* [Written request]:
Search the data for the word "structured". Reproduce every line where it is found.

______

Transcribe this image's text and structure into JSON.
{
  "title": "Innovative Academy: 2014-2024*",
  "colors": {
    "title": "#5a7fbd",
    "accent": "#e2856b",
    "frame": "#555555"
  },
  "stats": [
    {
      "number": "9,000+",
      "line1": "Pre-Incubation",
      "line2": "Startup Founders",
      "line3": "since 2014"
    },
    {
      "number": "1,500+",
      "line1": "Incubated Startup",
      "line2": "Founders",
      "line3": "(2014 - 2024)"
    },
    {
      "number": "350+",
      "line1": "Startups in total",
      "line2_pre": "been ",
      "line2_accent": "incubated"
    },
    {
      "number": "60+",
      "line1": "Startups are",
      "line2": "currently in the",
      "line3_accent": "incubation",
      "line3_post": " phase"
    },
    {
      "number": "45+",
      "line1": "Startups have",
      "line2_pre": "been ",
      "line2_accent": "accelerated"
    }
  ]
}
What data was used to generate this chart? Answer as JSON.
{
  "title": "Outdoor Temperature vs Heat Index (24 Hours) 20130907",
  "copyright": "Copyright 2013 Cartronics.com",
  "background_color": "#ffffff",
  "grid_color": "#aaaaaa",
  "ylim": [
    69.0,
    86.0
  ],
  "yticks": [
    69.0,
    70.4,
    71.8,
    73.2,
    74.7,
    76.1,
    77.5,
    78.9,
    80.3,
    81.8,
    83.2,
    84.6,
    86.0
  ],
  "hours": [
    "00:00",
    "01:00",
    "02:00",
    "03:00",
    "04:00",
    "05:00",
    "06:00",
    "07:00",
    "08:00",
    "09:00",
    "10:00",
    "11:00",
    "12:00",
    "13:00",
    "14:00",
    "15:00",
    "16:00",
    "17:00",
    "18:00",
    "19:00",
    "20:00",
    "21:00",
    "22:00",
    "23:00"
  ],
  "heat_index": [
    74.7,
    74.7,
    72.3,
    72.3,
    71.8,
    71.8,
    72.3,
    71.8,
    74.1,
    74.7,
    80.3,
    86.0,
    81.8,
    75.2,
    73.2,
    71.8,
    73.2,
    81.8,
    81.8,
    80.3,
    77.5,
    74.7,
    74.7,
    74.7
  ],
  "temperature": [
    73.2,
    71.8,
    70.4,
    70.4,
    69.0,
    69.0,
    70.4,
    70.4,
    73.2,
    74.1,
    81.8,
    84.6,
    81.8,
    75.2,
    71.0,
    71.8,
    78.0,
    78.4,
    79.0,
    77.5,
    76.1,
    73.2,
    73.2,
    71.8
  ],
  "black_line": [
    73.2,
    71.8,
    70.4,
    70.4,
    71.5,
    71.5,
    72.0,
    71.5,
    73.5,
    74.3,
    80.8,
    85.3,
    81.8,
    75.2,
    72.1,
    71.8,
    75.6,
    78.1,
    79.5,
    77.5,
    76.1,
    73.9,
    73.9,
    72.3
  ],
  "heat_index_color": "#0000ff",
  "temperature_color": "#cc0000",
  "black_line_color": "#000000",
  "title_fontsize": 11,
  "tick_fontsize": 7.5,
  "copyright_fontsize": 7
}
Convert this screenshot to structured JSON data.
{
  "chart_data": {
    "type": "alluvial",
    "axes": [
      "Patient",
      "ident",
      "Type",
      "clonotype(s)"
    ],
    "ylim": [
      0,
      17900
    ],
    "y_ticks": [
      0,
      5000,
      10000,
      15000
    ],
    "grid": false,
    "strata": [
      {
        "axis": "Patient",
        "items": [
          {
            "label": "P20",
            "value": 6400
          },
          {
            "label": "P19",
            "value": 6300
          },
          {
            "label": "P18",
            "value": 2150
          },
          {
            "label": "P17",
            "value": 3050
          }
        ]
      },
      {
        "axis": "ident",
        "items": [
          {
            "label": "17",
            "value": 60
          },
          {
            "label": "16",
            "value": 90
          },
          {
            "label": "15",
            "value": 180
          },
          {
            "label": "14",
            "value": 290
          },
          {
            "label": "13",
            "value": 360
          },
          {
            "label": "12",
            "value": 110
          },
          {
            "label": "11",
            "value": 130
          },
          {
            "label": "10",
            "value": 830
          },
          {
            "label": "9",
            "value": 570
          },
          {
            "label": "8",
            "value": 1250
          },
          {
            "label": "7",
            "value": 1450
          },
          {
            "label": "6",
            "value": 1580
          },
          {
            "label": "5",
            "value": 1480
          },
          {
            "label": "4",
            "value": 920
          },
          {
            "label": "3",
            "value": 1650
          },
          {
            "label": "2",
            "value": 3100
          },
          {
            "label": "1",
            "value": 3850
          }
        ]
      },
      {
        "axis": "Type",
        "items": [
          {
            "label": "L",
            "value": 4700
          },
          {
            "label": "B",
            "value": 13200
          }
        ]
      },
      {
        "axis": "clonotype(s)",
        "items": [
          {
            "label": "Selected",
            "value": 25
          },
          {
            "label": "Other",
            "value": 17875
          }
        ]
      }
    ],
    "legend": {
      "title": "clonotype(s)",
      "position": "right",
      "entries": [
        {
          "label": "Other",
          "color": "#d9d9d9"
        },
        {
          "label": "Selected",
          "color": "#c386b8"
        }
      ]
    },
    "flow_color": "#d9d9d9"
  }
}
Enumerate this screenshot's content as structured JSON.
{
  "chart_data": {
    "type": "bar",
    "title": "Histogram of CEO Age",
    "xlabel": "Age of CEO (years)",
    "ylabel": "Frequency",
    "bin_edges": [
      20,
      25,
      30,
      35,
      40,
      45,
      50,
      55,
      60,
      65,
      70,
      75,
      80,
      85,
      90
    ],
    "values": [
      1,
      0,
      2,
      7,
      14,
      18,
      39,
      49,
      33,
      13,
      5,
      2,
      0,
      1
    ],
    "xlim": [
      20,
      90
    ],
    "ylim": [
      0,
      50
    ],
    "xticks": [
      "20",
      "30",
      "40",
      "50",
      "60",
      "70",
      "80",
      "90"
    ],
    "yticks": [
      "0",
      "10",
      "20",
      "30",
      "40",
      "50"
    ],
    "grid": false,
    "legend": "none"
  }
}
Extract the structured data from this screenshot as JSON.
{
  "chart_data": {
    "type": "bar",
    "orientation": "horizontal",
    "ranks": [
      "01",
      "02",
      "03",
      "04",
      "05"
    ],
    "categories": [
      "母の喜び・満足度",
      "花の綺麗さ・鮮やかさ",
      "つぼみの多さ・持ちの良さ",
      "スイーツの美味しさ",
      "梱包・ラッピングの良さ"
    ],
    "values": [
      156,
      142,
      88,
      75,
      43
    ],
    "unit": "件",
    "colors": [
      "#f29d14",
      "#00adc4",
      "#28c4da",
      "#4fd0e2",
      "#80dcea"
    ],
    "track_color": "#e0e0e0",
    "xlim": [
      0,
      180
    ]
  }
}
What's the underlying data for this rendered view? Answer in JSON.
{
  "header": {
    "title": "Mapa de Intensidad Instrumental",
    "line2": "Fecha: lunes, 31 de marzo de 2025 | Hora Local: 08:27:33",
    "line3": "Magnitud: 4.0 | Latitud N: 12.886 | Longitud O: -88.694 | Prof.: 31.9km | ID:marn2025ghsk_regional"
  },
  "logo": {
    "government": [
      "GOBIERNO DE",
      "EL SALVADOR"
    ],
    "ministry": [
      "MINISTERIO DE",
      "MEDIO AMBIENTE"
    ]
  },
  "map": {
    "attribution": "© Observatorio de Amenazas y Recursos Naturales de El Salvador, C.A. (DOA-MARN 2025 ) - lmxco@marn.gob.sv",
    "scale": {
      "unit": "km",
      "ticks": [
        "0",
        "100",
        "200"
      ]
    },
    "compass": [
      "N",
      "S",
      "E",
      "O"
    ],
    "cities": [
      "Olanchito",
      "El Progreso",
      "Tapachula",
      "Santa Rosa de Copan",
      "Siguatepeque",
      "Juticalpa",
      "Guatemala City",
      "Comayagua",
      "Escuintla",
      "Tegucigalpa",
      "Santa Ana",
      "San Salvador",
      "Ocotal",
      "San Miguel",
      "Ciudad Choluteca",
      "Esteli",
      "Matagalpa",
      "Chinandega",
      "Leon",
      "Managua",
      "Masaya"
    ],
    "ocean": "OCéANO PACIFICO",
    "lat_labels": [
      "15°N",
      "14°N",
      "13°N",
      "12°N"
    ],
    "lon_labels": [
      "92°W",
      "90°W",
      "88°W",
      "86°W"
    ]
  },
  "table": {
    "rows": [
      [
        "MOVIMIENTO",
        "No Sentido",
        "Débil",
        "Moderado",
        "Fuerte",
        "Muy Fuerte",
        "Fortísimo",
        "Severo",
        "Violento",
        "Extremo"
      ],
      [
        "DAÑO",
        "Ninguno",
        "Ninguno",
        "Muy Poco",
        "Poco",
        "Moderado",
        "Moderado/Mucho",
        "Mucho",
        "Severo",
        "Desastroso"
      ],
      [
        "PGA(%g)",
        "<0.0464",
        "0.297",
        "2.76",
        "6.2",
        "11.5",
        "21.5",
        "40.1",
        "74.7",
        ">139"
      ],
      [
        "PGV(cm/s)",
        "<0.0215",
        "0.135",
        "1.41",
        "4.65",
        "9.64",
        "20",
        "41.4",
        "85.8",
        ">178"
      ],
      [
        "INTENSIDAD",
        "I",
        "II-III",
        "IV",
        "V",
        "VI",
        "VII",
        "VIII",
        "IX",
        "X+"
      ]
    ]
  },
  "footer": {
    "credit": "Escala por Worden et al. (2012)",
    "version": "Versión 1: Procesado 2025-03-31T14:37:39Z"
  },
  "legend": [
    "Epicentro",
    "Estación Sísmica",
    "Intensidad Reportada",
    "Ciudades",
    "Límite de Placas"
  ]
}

______

* [Written response]:
Convert this screenshot to structured JSON data.
Enumerate this screenshot's content as structured JSON.
Extract the structured data from this screenshot as JSON.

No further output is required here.